>>>

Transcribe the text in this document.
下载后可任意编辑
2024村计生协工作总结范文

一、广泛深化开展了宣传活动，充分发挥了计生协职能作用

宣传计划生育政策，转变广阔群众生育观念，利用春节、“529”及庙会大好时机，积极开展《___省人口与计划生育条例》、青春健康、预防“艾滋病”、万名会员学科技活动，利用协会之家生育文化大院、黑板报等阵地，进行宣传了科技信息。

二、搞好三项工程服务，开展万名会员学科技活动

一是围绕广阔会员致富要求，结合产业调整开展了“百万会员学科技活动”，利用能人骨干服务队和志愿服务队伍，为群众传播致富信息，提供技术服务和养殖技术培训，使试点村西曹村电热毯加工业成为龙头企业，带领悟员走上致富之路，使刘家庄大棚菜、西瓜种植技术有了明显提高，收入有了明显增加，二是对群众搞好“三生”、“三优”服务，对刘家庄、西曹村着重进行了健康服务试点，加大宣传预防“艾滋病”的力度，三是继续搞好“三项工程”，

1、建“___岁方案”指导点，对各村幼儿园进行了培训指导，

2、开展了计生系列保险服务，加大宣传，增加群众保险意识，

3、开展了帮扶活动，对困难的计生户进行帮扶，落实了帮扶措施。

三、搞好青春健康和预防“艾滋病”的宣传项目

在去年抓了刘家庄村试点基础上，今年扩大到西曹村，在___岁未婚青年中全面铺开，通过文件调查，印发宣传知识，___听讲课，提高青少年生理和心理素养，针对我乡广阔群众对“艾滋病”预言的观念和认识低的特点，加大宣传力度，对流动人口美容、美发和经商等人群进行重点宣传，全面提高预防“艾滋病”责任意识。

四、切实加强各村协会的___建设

<<<

--- Stated problem ---
Retype the listing exactly, in full.

--- Correct output ---
Transcribe the text in this document.
下载后可任意编辑
2024村计生协工作总结范文

一、广泛深化开展了宣传活动，充分发挥了计生协职能作用

宣传计划生育政策，转变广阔群众生育观念，利用春节、“529”及庙会大好时机，积极开展《___省人口与计划生育条例》、青春健康、预防“艾滋病”、万名会员学科技活动，利用协会之家生育文化大院、黑板报等阵地，进行宣传了科技信息。

二、搞好三项工程服务，开展万名会员学科技活动

一是围绕广阔会员致富要求，结合产业调整开展了“百万会员学科技活动”，利用能人骨干服务队和志愿服务队伍，为群众传播致富信息，提供技术服务和养殖技术培训，使试点村西曹村电热毯加工业成为龙头企业，带领悟员走上致富之路，使刘家庄大棚菜、西瓜种植技术有了明显提高，收入有了明显增加，二是对群众搞好“三生”、“三优”服务，对刘家庄、西曹村着重进行了健康服务试点，加大宣传预防“艾滋病”的力度，三是继续搞好“三项工程”，

1、建“___岁方案”指导点，对各村幼儿园进行了培训指导，

2、开展了计生系列保险服务，加大宣传，增加群众保险意识，

3、开展了帮扶活动，对困难的计生户进行帮扶，落实了帮扶措施。

三、搞好青春健康和预防“艾滋病”的宣传项目

在去年抓了刘家庄村试点基础上，今年扩大到西曹村，在___岁未婚青年中全面铺开，通过文件调查，印发宣传知识，___听讲课，提高青少年生理和心理素养，针对我乡广阔群众对“艾滋病”预言的观念和认识低的特点，加大宣传力度，对流动人口美容、美发和经商等人群进行重点宣传，全面提高预防“艾滋病”责任意识。

四、切实加强各村协会的___建设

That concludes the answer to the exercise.